Data in this exercise:

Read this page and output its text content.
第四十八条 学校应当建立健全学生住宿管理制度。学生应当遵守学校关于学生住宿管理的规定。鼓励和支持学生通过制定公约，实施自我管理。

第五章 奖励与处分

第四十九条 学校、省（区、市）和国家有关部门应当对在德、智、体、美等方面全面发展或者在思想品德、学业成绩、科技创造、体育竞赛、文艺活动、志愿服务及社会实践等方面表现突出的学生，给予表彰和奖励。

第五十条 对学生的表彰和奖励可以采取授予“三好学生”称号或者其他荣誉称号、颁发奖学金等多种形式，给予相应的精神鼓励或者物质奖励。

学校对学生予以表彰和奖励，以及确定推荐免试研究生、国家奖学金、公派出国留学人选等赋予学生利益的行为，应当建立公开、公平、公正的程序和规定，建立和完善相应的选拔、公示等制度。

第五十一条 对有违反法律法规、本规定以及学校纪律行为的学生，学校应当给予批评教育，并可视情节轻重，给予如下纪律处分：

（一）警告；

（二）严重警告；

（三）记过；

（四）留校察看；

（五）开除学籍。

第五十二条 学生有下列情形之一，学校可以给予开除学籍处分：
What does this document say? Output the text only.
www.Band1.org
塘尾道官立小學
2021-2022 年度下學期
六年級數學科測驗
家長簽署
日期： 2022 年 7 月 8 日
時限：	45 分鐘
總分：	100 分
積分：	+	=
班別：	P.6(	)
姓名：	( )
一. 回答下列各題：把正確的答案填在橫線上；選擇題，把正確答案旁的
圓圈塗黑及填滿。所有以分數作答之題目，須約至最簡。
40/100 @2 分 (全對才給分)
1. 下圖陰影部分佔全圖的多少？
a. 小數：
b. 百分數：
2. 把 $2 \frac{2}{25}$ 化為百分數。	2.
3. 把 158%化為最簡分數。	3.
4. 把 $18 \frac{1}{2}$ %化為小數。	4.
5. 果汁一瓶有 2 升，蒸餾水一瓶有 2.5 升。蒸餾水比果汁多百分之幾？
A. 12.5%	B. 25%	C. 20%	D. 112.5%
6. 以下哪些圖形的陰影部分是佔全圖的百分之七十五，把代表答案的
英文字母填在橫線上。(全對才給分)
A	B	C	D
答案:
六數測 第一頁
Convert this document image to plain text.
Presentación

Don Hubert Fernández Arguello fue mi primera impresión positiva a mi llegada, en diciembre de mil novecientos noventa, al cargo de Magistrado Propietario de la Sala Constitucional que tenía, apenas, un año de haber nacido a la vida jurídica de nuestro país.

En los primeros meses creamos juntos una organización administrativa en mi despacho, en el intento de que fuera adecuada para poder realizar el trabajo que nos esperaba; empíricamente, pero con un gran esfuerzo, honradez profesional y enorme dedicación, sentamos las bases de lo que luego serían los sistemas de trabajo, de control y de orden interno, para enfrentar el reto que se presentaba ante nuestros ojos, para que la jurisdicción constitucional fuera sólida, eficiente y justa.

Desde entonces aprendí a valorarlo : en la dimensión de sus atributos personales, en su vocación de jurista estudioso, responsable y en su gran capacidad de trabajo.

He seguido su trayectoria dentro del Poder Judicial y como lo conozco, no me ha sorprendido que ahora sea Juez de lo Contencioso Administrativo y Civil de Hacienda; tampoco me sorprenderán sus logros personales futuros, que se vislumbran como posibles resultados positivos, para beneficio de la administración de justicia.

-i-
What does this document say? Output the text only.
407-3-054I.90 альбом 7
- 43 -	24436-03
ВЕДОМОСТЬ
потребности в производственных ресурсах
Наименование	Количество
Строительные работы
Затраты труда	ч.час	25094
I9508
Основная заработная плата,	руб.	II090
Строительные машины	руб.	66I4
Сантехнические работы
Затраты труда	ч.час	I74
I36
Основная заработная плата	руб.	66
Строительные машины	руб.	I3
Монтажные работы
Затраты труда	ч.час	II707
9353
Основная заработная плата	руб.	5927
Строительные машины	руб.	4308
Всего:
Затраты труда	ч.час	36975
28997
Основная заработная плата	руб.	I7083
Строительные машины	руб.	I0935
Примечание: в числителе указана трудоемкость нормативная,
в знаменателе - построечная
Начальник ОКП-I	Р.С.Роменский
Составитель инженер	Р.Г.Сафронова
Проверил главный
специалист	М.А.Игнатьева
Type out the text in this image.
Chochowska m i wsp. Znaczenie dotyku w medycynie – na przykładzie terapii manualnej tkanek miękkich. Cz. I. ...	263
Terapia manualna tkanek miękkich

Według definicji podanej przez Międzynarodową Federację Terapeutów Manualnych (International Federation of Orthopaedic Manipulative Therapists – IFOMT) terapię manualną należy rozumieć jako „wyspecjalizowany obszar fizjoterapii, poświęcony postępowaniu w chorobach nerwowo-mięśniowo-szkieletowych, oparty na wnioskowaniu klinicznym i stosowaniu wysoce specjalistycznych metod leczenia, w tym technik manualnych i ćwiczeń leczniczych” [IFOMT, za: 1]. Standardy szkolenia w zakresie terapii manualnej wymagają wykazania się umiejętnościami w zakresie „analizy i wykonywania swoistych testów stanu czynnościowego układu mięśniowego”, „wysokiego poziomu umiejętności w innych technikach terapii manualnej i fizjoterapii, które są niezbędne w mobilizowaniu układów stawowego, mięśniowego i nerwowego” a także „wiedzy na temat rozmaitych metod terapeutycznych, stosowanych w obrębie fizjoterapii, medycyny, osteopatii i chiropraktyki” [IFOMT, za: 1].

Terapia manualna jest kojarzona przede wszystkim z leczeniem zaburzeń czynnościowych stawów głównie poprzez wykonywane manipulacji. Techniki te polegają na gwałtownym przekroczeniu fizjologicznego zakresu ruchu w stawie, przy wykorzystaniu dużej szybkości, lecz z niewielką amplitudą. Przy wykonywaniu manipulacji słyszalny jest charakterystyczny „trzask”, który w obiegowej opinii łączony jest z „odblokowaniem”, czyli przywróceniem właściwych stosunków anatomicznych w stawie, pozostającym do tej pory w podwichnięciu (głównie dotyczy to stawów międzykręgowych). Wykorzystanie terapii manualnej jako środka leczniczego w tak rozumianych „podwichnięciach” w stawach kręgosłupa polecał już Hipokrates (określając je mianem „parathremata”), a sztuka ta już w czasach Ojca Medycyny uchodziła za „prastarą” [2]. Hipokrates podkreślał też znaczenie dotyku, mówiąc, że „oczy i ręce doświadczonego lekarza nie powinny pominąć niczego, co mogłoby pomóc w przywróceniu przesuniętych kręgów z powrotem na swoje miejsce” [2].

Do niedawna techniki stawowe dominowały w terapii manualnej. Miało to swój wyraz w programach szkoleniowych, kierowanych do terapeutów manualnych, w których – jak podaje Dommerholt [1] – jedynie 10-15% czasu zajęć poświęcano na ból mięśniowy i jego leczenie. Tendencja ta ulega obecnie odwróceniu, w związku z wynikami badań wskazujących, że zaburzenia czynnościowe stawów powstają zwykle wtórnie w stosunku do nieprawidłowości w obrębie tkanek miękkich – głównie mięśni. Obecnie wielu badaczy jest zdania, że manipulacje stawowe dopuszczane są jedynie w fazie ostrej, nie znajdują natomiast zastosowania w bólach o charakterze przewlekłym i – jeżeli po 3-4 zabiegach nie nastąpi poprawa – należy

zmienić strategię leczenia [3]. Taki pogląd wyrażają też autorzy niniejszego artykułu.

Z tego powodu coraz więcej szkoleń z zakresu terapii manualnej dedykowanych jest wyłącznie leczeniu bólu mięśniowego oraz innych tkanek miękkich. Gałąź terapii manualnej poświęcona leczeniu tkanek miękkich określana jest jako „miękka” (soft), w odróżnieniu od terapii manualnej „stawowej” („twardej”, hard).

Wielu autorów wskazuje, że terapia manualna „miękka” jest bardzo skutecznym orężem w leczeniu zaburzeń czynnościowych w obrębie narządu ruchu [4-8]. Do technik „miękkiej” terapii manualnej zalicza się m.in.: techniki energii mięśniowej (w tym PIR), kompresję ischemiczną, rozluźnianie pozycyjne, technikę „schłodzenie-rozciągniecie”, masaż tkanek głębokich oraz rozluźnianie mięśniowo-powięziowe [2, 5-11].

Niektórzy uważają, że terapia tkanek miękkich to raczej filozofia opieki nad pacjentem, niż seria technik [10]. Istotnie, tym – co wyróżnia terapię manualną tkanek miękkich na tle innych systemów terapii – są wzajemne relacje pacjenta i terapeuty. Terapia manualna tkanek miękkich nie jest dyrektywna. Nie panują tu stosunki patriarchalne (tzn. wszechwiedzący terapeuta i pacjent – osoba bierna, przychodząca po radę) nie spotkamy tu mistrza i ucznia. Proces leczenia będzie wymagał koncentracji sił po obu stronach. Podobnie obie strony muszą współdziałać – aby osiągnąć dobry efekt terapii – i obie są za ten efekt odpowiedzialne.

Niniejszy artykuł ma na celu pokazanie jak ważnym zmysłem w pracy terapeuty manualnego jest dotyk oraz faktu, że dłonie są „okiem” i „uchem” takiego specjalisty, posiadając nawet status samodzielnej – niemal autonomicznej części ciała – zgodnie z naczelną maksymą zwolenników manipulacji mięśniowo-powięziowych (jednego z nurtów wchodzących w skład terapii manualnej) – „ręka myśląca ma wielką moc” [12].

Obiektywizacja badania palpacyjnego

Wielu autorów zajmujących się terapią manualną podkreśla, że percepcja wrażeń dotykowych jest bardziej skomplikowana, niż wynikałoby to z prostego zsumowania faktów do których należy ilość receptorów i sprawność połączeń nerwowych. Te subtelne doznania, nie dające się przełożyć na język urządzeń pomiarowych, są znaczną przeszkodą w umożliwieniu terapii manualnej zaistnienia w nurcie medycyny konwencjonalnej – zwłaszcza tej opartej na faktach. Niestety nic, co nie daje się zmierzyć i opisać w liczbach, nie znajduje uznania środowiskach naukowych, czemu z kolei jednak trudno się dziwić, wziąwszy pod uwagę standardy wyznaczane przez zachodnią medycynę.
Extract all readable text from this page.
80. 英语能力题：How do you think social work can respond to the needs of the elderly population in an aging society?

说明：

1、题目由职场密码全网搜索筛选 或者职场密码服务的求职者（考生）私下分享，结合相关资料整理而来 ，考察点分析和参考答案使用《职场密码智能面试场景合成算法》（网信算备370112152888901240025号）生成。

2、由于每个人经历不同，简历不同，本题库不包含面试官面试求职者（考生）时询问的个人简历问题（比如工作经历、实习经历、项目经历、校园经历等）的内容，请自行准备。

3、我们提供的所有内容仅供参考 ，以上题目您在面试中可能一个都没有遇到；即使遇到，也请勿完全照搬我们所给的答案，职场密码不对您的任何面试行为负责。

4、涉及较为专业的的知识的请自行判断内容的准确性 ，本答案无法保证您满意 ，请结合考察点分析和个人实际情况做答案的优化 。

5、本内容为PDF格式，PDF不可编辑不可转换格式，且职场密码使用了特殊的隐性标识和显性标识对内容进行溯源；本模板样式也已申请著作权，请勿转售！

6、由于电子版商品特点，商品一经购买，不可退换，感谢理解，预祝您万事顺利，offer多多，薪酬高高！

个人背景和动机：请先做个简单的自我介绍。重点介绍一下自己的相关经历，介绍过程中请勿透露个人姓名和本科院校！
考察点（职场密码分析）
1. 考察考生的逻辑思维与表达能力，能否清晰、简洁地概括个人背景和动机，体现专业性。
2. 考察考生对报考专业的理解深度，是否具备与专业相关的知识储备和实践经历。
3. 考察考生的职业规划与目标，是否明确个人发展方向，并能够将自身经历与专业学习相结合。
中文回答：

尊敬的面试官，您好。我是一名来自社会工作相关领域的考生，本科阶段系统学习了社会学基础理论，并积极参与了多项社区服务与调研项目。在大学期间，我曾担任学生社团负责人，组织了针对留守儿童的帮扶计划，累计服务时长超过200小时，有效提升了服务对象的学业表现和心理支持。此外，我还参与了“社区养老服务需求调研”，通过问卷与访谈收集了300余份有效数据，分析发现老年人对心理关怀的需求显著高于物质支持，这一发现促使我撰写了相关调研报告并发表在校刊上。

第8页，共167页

Goal:
Give solely the number of lines in the data that contain the string "page".

Written solution:
2